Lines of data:
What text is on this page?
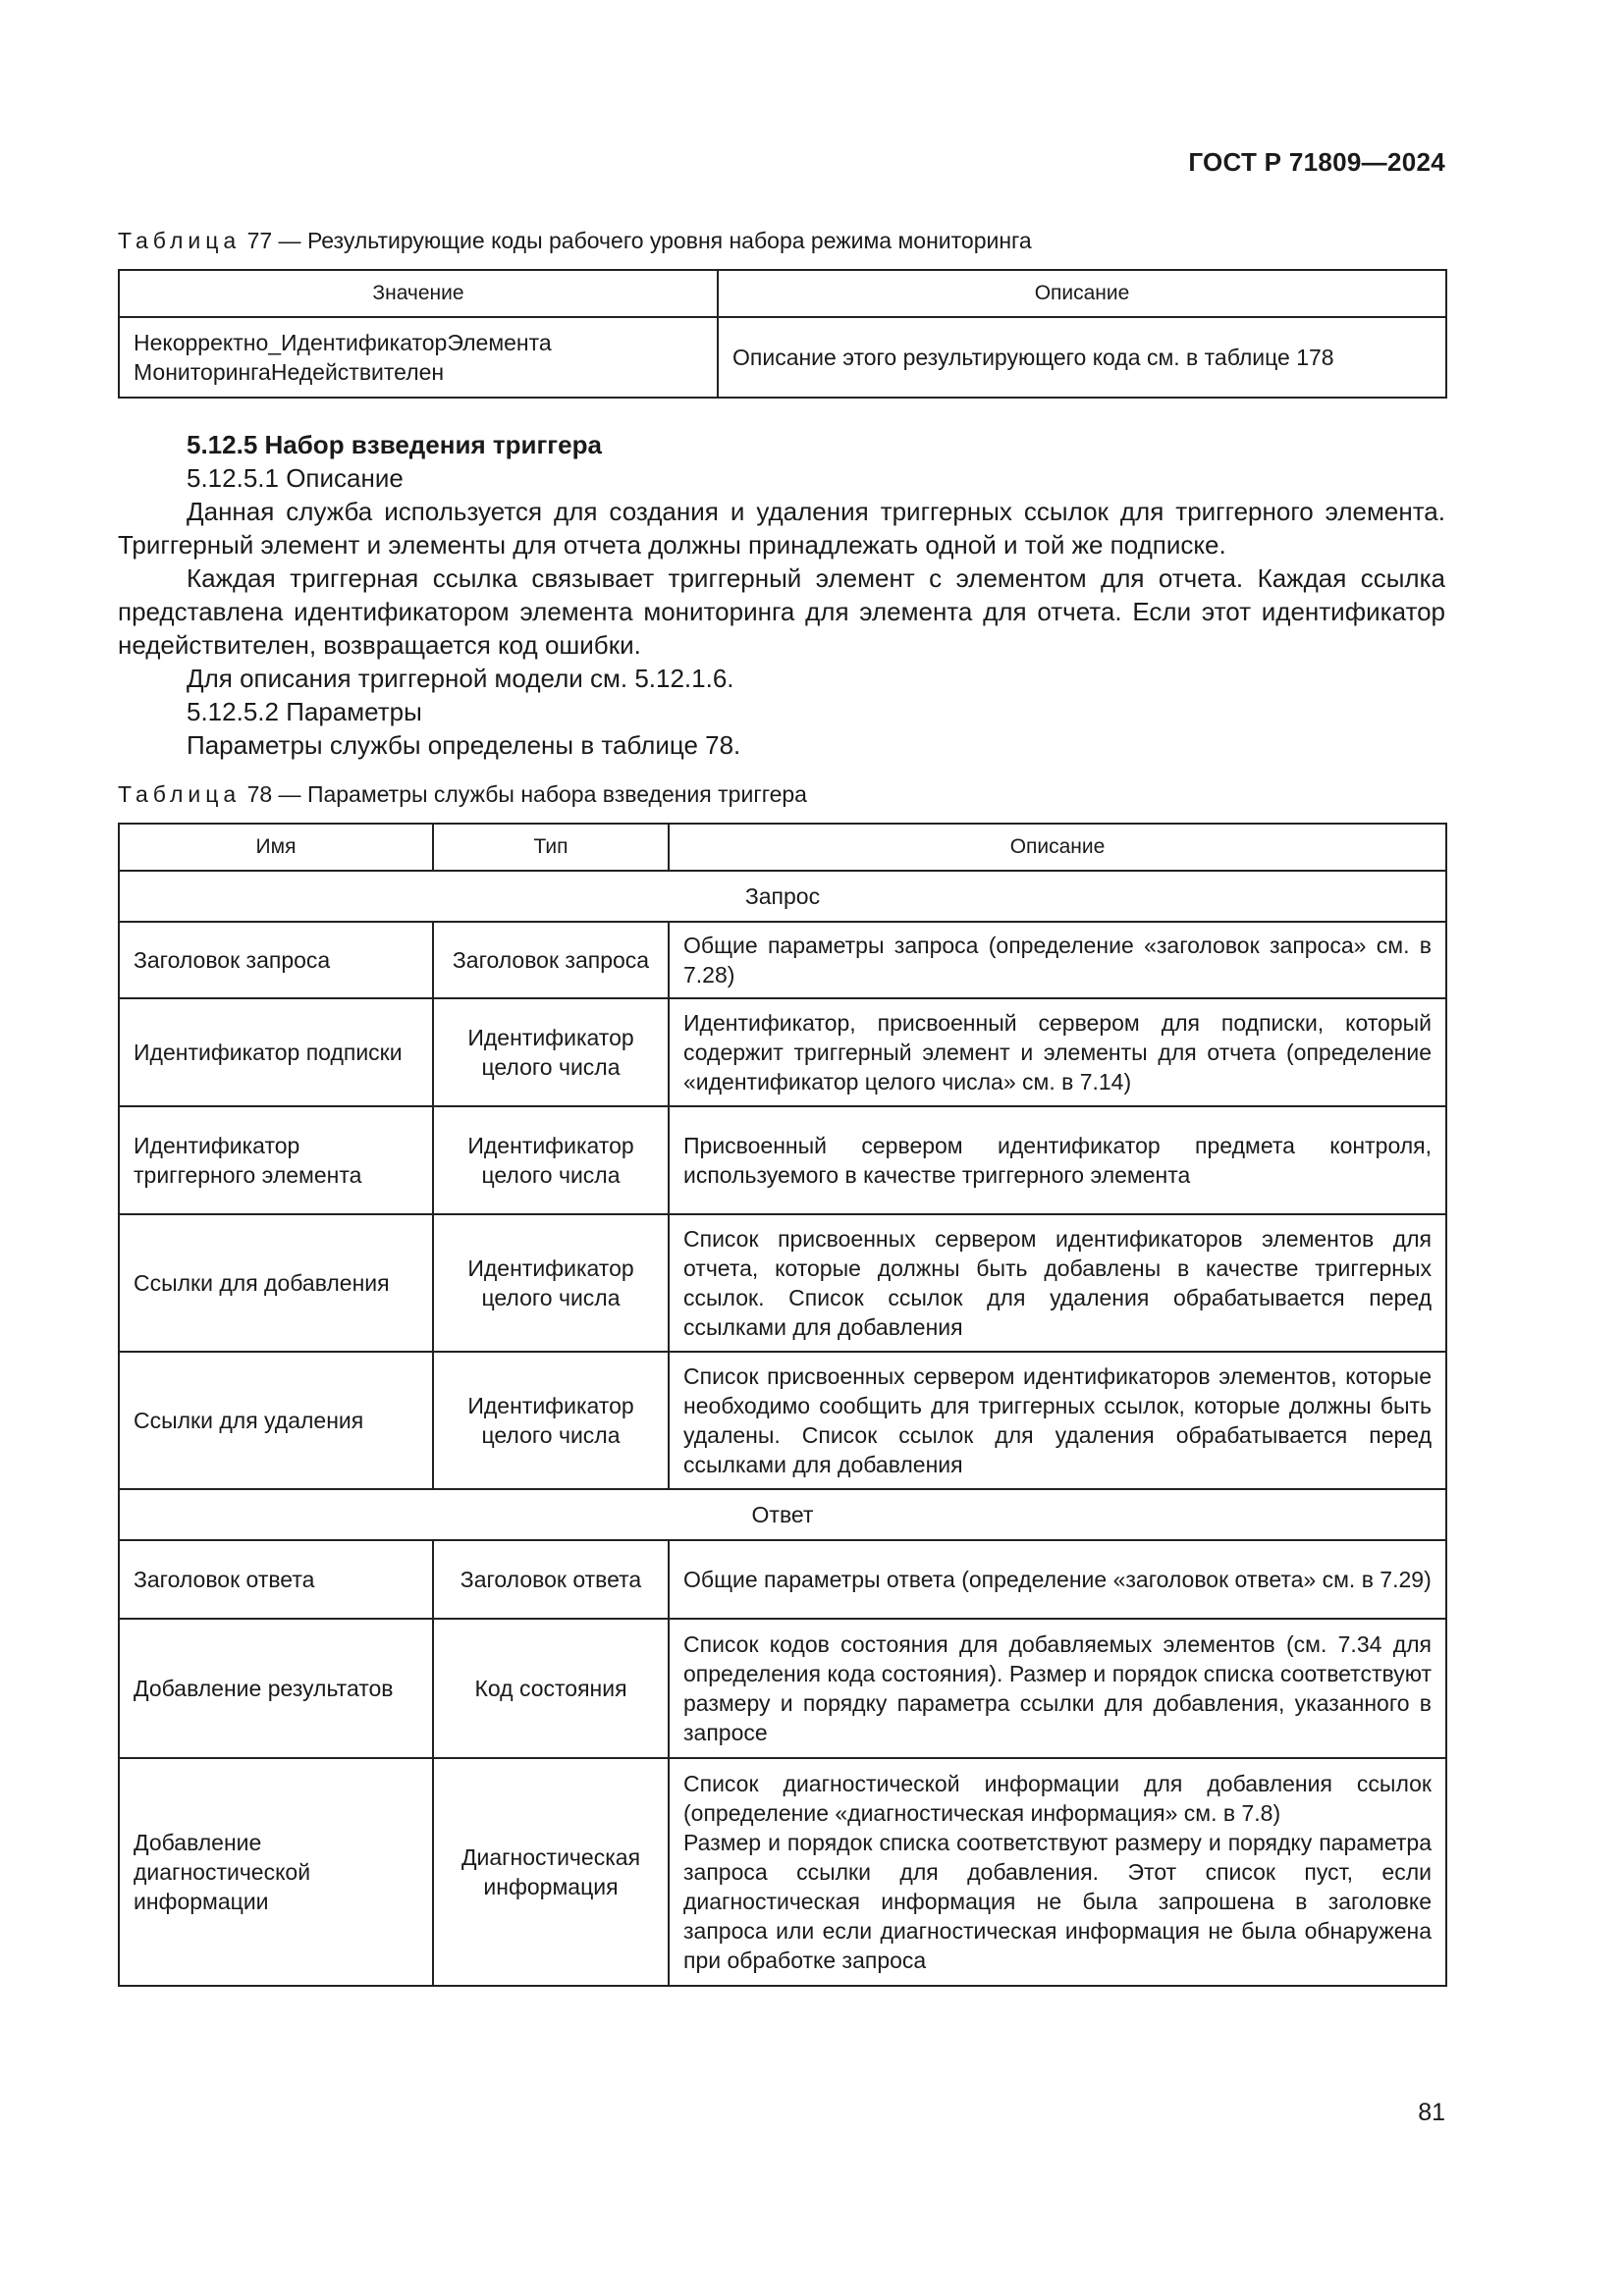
ГОСТ Р 71809—2024
Таблица 77 — Результирующие коды рабочего уровня набора режима мониторинга
Значение	Описание
Некорректно_ИдентификаторЭлемента
МониторингаНедействителен	Описание этого результирующего кода см. в таблице 178

5.12.5 Набор взведения триггера

5.12.5.1 Описание

Данная служба используется для создания и удаления триггерных ссылок для триггерного элемента. Триггерный элемент и элементы для отчета должны принадлежать одной и той же подписке.

Каждая триггерная ссылка связывает триггерный элемент с элементом для отчета. Каждая ссылка представлена идентификатором элемента мониторинга для элемента для отчета. Если этот идентификатор недействителен, возвращается код ошибки.

Для описания триггерной модели см. 5.12.1.6.

5.12.5.2 Параметры

Параметры службы определены в таблице 78.

Таблица 78 — Параметры службы набора взведения триггера
Имя	Тип	Описание
Запрос		
Заголовок запроса	Заголовок запроса	Общие параметры запроса (определение «заголовок запроса» см. в 7.28)
Идентификатор подписки	Идентификатор целого числа	Идентификатор, присвоенный сервером для подписки, который содержит триггерный элемент и элементы для отчета (определение «идентификатор целого числа» см. в 7.14)
Идентификатор триггерного элемента	Идентификатор целого числа	Присвоенный сервером идентификатор предмета контроля, используемого в качестве триггерного элемента
Ссылки для добавления	Идентификатор целого числа	Список присвоенных сервером идентификаторов элементов для отчета, которые должны быть добавлены в качестве триггерных ссылок. Список ссылок для удаления обрабатывается перед ссылками для добавления
Ссылки для удаления	Идентификатор целого числа	Список присвоенных сервером идентификаторов элементов, которые необходимо сообщить для триггерных ссылок, которые должны быть удалены. Список ссылок для удаления обрабатывается перед ссылками для добавления
Ответ		
Заголовок ответа	Заголовок ответа	Общие параметры ответа (определение «заголовок ответа» см. в 7.29)
Добавление результатов	Код состояния	Список кодов состояния для добавляемых элементов (см. 7.34 для определения кода состояния). Размер и порядок списка соответствуют размеру и порядку параметра ссылки для добавления, указанного в запросе
Добавление диагностической информации	Диагностическая информация	Список диагностической информации для добавления ссылок (определение «диагностическая информация» см. в 7.8)
Размер и порядок списка соответствуют размеру и порядку параметра запроса ссылки для добавления. Этот список пуст, если диагностическая информация не была запрошена в заголовке запроса или если диагностическая информация не была обнаружена при обработке запроса
81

# Task directions
How many lines in the records hold the string "запроса"? Reply with the number alone.

# Response to this task
2